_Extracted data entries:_
::::

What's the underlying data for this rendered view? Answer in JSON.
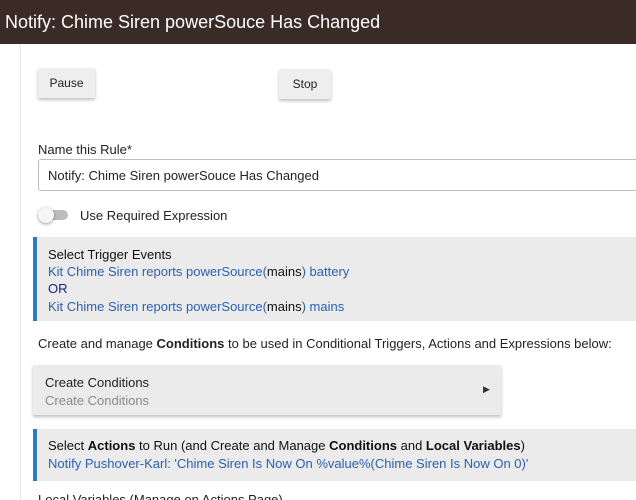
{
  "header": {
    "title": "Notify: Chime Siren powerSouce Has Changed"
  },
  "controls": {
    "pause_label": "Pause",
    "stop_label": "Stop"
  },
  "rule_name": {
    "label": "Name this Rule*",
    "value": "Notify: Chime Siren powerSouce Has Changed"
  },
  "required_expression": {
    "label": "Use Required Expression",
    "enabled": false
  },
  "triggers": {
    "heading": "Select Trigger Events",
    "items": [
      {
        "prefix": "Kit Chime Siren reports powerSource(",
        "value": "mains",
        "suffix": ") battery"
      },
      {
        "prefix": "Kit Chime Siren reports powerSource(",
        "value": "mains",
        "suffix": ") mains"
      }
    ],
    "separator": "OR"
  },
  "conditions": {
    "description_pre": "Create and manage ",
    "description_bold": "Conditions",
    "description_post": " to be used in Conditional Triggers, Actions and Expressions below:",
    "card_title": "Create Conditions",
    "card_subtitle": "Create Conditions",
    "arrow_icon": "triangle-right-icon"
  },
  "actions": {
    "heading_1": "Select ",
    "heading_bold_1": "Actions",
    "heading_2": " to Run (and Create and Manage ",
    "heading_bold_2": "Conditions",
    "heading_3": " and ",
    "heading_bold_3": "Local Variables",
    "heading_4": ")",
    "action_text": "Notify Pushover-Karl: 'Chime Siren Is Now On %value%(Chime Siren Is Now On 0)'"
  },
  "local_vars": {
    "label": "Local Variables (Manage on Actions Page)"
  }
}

::::

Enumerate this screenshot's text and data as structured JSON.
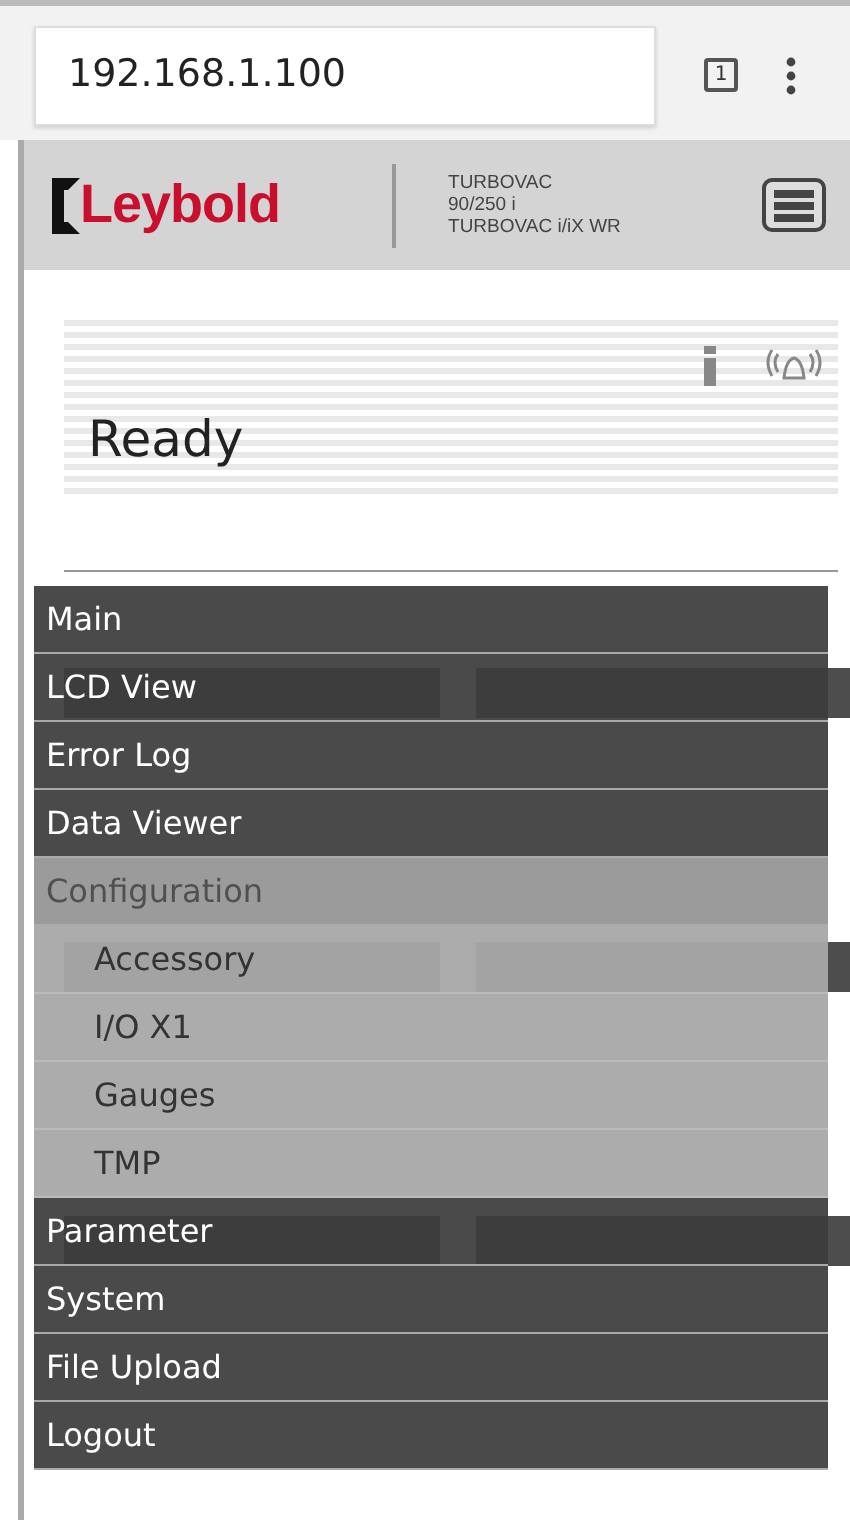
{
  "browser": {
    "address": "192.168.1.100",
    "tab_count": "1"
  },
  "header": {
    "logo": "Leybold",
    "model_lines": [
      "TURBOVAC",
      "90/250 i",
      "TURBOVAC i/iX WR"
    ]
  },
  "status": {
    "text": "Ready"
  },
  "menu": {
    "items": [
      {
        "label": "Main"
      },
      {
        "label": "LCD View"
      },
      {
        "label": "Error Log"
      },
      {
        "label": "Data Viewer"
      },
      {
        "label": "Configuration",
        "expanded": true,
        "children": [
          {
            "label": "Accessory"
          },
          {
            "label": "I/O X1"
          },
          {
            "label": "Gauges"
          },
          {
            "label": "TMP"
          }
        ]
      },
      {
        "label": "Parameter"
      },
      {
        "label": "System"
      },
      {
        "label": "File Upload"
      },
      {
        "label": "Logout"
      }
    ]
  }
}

::::

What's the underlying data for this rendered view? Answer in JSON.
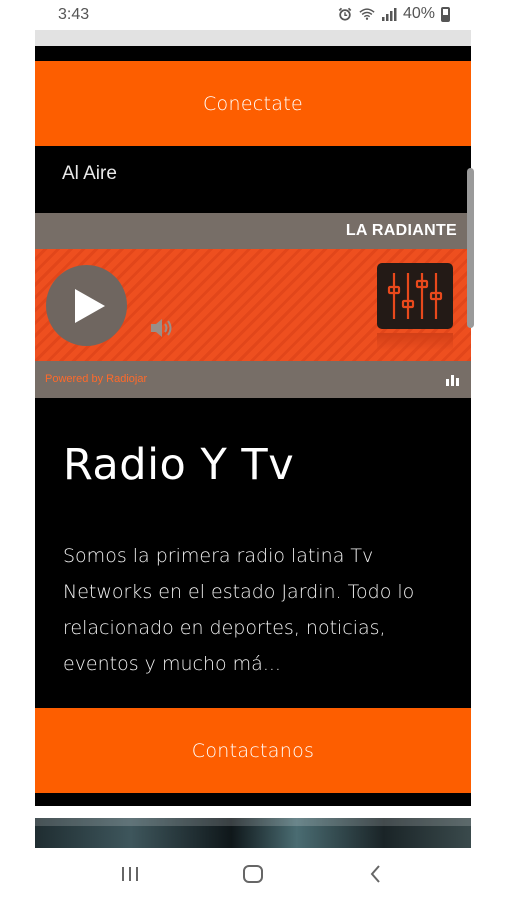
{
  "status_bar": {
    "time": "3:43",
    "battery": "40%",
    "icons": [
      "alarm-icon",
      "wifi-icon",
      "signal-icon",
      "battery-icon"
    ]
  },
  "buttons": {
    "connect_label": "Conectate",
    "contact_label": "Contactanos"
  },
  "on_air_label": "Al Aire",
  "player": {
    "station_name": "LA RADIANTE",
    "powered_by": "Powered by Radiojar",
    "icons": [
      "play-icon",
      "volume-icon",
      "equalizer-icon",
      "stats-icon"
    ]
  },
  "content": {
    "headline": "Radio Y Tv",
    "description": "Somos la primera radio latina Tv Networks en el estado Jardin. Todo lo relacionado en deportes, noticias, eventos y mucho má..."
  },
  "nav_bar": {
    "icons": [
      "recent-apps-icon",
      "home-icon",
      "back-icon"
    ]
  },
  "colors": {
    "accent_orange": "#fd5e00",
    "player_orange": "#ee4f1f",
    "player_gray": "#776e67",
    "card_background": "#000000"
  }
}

::::

_Exercise prompt:_
Every line of the listing that holds "this" should be found and copied.

_The reply:_
What's the underlying data for this rendered view? Answer in JSON.
    "label": "Name this Rule*",
Enumerate this screenshot's text and data as structured JSON.
What's the underlying data for this rendered view? Answer in JSON.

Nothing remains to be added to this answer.